What is needed:
All entries below are to be reproduced exactly.

BEGIN Given records

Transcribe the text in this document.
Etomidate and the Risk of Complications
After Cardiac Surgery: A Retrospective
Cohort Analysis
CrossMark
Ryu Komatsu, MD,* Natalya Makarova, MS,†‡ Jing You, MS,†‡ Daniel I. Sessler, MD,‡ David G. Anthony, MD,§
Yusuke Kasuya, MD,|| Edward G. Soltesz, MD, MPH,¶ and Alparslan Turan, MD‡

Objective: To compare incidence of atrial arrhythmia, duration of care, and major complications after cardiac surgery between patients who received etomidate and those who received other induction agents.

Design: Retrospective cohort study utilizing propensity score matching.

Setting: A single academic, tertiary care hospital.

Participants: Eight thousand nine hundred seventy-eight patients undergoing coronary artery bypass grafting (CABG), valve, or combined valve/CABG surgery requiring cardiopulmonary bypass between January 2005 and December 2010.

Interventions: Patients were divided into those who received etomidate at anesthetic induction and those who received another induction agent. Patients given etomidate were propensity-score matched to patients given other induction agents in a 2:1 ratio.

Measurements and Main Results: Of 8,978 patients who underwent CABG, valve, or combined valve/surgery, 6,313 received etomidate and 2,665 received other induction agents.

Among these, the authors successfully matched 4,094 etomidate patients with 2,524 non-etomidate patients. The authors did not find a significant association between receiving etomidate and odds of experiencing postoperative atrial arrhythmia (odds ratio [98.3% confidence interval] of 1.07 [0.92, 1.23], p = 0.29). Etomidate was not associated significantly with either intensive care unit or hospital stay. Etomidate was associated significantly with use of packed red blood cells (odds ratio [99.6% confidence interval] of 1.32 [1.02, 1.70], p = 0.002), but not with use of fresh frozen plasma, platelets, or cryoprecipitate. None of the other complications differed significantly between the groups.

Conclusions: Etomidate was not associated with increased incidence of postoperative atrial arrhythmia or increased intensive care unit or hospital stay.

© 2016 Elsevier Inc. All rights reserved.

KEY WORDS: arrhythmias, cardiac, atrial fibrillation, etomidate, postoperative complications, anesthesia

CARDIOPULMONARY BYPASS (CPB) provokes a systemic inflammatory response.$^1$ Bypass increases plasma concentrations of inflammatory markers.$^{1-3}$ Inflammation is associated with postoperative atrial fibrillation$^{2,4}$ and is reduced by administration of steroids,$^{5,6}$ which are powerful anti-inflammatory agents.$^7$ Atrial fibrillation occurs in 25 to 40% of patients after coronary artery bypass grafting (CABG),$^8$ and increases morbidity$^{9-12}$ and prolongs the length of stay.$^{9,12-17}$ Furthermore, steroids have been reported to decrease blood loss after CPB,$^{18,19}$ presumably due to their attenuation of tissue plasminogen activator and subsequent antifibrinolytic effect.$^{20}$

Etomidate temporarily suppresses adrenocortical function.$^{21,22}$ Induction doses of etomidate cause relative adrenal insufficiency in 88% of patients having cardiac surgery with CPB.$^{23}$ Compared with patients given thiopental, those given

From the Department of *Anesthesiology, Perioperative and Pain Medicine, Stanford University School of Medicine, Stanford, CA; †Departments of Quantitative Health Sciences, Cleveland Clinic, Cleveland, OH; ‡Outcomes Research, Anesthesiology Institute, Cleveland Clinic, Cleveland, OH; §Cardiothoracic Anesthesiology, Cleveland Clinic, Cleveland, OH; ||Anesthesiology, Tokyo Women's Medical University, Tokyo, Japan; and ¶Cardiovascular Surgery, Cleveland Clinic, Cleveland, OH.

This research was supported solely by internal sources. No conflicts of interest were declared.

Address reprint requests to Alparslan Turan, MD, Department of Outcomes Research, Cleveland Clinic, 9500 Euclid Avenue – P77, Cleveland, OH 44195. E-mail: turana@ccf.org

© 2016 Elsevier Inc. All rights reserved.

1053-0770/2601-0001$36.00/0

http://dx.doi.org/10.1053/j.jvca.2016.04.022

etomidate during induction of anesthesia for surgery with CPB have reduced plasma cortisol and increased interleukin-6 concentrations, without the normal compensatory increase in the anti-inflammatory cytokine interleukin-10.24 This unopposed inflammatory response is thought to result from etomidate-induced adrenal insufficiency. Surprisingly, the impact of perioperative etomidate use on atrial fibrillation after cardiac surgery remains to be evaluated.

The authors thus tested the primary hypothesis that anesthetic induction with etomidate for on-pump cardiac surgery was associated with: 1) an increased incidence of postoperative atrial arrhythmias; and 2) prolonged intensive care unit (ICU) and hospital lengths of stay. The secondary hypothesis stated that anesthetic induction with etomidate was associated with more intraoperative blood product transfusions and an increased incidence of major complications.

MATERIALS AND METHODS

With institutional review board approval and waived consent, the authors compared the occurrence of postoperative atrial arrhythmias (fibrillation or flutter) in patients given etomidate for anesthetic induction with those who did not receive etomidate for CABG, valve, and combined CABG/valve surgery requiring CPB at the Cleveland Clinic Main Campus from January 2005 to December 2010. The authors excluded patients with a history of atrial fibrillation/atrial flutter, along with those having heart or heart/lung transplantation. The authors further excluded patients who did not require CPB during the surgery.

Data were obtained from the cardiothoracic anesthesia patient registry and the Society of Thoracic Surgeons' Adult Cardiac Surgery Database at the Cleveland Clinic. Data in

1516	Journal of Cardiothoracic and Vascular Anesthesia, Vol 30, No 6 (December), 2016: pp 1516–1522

END Given records

Written response:
Transcribe the text in this document.
Etomidate and the Risk of Complications
After Cardiac Surgery: A Retrospective
Cohort Analysis
CrossMark
Ryu Komatsu, MD,* Natalya Makarova, MS,†‡ Jing You, MS,†‡ Daniel I. Sessler, MD,‡ David G. Anthony, MD,§
Yusuke Kasuya, MD,|| Edward G. Soltesz, MD, MPH,¶ and Alparslan Turan, MD‡

Objective: To compare incidence of atrial arrhythmia, duration of care, and major complications after cardiac surgery between patients who received etomidate and those who received other induction agents.

Design: Retrospective cohort study utilizing propensity score matching.

Setting: A single academic, tertiary care hospital.

Participants: Eight thousand nine hundred seventy-eight patients undergoing coronary artery bypass grafting (CABG), valve, or combined valve/CABG surgery requiring cardiopulmonary bypass between January 2005 and December 2010.

Interventions: Patients were divided into those who received etomidate at anesthetic induction and those who received another induction agent. Patients given etomidate were propensity-score matched to patients given other induction agents in a 2:1 ratio.

Measurements and Main Results: Of 8,978 patients who underwent CABG, valve, or combined valve/surgery, 6,313 received etomidate and 2,665 received other induction agents.

Among these, the authors successfully matched 4,094 etomidate patients with 2,524 non-etomidate patients. The authors did not find a significant association between receiving etomidate and odds of experiencing postoperative atrial arrhythmia (odds ratio [98.3% confidence interval] of 1.07 [0.92, 1.23], p = 0.29). Etomidate was not associated significantly with either intensive care unit or hospital stay. Etomidate was associated significantly with use of packed red blood cells (odds ratio [99.6% confidence interval] of 1.32 [1.02, 1.70], p = 0.002), but not with use of fresh frozen plasma, platelets, or cryoprecipitate. None of the other complications differed significantly between the groups.

Conclusions: Etomidate was not associated with increased incidence of postoperative atrial arrhythmia or increased intensive care unit or hospital stay.

© 2016 Elsevier Inc. All rights reserved.

KEY WORDS: arrhythmias, cardiac, atrial fibrillation, etomidate, postoperative complications, anesthesia

CARDIOPULMONARY BYPASS (CPB) provokes a systemic inflammatory response.$^1$ Bypass increases plasma concentrations of inflammatory markers.$^{1-3}$ Inflammation is associated with postoperative atrial fibrillation$^{2,4}$ and is reduced by administration of steroids,$^{5,6}$ which are powerful anti-inflammatory agents.$^7$ Atrial fibrillation occurs in 25 to 40% of patients after coronary artery bypass grafting (CABG),$^8$ and increases morbidity$^{9-12}$ and prolongs the length of stay.$^{9,12-17}$ Furthermore, steroids have been reported to decrease blood loss after CPB,$^{18,19}$ presumably due to their attenuation of tissue plasminogen activator and subsequent antifibrinolytic effect.$^{20}$

Etomidate temporarily suppresses adrenocortical function.$^{21,22}$ Induction doses of etomidate cause relative adrenal insufficiency in 88% of patients having cardiac surgery with CPB.$^{23}$ Compared with patients given thiopental, those given

From the Department of *Anesthesiology, Perioperative and Pain Medicine, Stanford University School of Medicine, Stanford, CA; †Departments of Quantitative Health Sciences, Cleveland Clinic, Cleveland, OH; ‡Outcomes Research, Anesthesiology Institute, Cleveland Clinic, Cleveland, OH; §Cardiothoracic Anesthesiology, Cleveland Clinic, Cleveland, OH; ||Anesthesiology, Tokyo Women's Medical University, Tokyo, Japan; and ¶Cardiovascular Surgery, Cleveland Clinic, Cleveland, OH.

This research was supported solely by internal sources. No conflicts of interest were declared.

Address reprint requests to Alparslan Turan, MD, Department of Outcomes Research, Cleveland Clinic, 9500 Euclid Avenue – P77, Cleveland, OH 44195. E-mail: turana@ccf.org

© 2016 Elsevier Inc. All rights reserved.

1053-0770/2601-0001$36.00/0

http://dx.doi.org/10.1053/j.jvca.2016.04.022

etomidate during induction of anesthesia for surgery with CPB have reduced plasma cortisol and increased interleukin-6 concentrations, without the normal compensatory increase in the anti-inflammatory cytokine interleukin-10.24 This unopposed inflammatory response is thought to result from etomidate-induced adrenal insufficiency. Surprisingly, the impact of perioperative etomidate use on atrial fibrillation after cardiac surgery remains to be evaluated.

The authors thus tested the primary hypothesis that anesthetic induction with etomidate for on-pump cardiac surgery was associated with: 1) an increased incidence of postoperative atrial arrhythmias; and 2) prolonged intensive care unit (ICU) and hospital lengths of stay. The secondary hypothesis stated that anesthetic induction with etomidate was associated with more intraoperative blood product transfusions and an increased incidence of major complications.

MATERIALS AND METHODS

With institutional review board approval and waived consent, the authors compared the occurrence of postoperative atrial arrhythmias (fibrillation or flutter) in patients given etomidate for anesthetic induction with those who did not receive etomidate for CABG, valve, and combined CABG/valve surgery requiring CPB at the Cleveland Clinic Main Campus from January 2005 to December 2010. The authors excluded patients with a history of atrial fibrillation/atrial flutter, along with those having heart or heart/lung transplantation. The authors further excluded patients who did not require CPB during the surgery.

Data were obtained from the cardiothoracic anesthesia patient registry and the Society of Thoracic Surgeons' Adult Cardiac Surgery Database at the Cleveland Clinic. Data in

1516	Journal of Cardiothoracic and Vascular Anesthesia, Vol 30, No 6 (December), 2016: pp 1516–1522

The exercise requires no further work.